Recorded data:
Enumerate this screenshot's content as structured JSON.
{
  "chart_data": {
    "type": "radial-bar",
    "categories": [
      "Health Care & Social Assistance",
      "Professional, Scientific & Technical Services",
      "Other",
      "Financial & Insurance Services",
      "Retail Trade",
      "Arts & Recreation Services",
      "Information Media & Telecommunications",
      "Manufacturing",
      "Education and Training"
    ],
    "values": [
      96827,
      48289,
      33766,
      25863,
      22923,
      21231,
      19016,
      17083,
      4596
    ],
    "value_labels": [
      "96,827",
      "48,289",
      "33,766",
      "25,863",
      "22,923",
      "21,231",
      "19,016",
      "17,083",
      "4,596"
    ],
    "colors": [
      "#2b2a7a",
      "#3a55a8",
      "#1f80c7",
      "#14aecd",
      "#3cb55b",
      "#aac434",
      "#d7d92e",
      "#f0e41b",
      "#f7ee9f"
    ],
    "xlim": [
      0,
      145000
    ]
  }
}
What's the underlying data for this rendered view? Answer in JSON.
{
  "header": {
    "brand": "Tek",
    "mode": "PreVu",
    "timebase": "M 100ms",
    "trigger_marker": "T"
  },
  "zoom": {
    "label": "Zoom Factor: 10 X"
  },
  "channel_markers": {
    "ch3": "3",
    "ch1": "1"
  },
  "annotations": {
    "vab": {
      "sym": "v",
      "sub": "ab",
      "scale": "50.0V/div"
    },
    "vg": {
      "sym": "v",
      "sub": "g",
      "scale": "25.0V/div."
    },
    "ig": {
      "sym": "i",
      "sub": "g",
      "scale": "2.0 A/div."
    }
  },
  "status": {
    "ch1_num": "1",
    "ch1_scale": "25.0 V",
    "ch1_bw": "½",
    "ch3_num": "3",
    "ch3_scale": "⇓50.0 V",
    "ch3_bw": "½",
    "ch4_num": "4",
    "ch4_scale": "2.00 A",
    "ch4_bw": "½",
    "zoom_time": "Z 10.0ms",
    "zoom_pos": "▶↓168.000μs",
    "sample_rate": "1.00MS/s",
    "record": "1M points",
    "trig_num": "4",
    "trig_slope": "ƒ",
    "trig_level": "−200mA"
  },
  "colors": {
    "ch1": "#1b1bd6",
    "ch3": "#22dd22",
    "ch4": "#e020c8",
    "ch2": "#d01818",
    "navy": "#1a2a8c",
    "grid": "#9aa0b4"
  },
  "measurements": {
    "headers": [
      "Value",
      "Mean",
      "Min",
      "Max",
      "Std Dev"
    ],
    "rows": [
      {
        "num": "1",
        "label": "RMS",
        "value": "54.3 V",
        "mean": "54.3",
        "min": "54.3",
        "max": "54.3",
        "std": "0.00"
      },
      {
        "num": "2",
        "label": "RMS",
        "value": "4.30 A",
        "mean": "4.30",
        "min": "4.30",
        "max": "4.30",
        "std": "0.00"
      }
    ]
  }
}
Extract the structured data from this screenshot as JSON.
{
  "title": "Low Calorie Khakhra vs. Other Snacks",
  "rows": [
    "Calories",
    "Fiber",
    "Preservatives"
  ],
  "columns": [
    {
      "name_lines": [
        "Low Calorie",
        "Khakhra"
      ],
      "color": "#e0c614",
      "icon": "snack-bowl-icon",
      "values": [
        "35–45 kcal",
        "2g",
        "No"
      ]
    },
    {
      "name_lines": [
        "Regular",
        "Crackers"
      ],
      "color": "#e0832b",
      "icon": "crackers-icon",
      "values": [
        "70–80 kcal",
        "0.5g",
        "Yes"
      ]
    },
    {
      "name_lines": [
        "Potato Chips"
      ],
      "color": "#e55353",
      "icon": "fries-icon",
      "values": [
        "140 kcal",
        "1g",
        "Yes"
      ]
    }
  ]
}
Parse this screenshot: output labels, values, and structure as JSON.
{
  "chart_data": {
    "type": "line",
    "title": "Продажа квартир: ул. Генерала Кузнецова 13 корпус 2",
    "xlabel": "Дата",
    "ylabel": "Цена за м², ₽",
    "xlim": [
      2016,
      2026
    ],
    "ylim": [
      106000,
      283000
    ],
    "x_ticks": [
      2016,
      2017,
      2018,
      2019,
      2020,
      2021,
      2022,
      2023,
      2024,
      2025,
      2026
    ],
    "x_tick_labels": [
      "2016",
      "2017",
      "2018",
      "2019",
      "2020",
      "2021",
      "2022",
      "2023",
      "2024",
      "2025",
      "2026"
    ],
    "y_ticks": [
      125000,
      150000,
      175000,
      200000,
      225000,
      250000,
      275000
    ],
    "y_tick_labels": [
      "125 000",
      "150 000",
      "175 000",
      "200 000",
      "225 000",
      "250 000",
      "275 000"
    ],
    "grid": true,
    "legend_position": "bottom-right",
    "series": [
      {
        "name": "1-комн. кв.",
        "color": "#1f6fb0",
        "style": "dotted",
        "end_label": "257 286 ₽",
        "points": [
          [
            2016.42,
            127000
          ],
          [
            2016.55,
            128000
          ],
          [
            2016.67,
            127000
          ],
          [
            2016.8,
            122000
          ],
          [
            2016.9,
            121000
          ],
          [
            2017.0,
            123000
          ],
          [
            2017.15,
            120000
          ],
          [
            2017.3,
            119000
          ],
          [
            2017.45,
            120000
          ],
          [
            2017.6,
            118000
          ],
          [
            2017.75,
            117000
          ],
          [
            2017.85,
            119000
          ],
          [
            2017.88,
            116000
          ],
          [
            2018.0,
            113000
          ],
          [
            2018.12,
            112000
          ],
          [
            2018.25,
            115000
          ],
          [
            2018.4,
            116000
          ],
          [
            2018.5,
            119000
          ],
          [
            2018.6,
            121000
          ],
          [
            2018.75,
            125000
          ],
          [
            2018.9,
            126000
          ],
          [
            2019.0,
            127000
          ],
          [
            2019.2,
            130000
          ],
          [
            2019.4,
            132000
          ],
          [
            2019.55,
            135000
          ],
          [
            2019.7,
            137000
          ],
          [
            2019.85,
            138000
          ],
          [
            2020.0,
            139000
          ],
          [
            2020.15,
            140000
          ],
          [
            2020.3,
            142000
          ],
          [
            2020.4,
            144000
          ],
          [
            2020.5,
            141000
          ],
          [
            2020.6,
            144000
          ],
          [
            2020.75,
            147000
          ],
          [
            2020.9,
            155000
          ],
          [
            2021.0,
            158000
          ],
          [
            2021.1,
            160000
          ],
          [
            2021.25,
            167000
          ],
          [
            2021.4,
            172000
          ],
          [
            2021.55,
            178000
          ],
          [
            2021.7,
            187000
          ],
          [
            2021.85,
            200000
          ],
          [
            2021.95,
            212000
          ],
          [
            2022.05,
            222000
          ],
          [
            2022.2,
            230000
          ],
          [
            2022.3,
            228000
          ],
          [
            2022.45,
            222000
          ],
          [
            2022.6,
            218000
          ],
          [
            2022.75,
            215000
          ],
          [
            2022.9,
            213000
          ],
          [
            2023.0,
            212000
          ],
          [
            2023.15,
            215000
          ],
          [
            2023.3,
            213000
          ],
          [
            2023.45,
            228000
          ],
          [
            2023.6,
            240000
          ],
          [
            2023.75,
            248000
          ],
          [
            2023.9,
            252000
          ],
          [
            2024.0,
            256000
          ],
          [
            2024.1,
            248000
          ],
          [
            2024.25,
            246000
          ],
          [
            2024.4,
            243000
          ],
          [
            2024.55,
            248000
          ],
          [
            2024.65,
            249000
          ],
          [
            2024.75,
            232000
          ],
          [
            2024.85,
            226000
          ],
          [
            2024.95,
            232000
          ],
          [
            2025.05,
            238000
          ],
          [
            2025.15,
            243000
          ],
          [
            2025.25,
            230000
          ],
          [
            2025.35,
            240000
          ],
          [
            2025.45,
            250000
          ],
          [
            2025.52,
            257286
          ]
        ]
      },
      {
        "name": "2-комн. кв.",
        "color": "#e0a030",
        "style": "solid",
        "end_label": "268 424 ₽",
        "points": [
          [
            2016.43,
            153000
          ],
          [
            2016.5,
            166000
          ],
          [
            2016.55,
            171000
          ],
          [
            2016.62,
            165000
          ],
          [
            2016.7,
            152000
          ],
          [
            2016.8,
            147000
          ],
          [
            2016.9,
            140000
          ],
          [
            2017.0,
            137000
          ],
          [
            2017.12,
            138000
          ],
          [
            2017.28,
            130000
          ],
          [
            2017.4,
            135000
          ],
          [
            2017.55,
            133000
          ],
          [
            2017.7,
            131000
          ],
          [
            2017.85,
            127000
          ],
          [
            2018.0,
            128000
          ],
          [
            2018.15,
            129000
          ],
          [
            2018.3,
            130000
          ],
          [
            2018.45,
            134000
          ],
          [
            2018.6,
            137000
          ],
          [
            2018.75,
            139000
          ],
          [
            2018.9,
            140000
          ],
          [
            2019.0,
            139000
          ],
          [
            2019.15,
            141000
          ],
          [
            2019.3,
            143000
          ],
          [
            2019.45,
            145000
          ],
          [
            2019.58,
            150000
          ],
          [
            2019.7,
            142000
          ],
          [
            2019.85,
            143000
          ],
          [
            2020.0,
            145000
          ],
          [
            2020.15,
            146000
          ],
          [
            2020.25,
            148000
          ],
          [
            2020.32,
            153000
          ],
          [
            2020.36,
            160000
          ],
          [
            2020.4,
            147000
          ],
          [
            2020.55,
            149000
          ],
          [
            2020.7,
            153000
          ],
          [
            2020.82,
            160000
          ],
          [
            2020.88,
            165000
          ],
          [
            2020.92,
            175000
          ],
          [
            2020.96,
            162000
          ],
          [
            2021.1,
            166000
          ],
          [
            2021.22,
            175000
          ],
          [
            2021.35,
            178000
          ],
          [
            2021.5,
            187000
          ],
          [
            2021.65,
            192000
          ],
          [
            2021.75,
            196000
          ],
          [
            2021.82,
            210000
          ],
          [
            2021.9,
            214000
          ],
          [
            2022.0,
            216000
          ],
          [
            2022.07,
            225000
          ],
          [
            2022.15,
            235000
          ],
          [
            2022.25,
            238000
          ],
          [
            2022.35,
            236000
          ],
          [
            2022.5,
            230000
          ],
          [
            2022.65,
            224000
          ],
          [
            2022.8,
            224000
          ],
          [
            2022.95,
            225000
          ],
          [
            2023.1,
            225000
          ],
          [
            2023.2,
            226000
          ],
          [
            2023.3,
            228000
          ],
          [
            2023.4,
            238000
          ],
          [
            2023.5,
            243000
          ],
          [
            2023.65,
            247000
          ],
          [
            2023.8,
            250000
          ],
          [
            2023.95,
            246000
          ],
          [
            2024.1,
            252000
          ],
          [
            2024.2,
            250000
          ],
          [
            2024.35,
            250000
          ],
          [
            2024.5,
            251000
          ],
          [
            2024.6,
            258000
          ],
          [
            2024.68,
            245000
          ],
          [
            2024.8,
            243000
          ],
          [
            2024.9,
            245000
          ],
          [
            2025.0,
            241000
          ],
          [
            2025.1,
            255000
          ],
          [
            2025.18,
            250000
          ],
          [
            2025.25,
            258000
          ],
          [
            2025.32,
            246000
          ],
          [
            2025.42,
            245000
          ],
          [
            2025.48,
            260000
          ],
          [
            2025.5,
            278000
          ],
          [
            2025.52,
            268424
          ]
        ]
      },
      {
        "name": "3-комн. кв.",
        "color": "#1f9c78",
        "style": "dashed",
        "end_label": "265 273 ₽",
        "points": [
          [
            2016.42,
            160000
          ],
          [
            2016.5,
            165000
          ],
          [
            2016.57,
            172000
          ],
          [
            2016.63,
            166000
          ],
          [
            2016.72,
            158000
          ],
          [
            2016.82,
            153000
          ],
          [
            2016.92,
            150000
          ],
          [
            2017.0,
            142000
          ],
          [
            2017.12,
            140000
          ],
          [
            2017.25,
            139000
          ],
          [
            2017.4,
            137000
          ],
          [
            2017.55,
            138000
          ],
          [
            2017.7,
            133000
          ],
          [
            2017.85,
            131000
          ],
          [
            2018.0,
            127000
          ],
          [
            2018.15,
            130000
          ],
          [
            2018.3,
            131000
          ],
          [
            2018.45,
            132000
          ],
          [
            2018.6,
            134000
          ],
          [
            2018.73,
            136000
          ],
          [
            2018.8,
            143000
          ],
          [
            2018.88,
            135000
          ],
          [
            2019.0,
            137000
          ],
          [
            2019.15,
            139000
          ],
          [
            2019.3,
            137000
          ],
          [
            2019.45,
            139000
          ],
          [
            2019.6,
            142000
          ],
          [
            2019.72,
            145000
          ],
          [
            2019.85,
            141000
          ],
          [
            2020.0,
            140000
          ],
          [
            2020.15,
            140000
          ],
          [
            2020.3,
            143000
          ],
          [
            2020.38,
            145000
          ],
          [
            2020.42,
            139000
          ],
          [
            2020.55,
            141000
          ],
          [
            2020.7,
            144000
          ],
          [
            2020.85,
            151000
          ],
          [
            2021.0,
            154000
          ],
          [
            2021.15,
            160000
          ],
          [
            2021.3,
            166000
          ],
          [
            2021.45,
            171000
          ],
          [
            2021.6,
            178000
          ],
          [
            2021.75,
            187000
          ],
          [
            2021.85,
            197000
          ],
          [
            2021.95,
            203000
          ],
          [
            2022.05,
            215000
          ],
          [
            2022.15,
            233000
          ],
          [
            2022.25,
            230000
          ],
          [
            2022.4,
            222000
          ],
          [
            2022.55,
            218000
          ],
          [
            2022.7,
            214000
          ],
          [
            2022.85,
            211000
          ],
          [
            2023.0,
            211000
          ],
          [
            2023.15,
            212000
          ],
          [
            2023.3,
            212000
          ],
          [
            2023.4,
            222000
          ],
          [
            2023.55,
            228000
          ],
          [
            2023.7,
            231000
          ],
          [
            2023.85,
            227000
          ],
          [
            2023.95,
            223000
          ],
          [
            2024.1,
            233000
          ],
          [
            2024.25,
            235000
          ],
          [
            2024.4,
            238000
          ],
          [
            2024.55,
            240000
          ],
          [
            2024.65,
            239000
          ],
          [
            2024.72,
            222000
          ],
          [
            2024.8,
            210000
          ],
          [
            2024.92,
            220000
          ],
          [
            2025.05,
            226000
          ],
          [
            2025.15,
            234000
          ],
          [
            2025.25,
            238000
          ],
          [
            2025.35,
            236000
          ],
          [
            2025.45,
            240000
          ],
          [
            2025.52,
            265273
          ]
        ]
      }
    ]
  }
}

Aim of the exercise:
Identify which lines contain the word "title" and copy each one.

Answer to the task:
  "title": "Low Calorie Khakhra vs. Other Snacks",
    "title": "Продажа квартир: ул. Генерала Кузнецова 13 корпус 2",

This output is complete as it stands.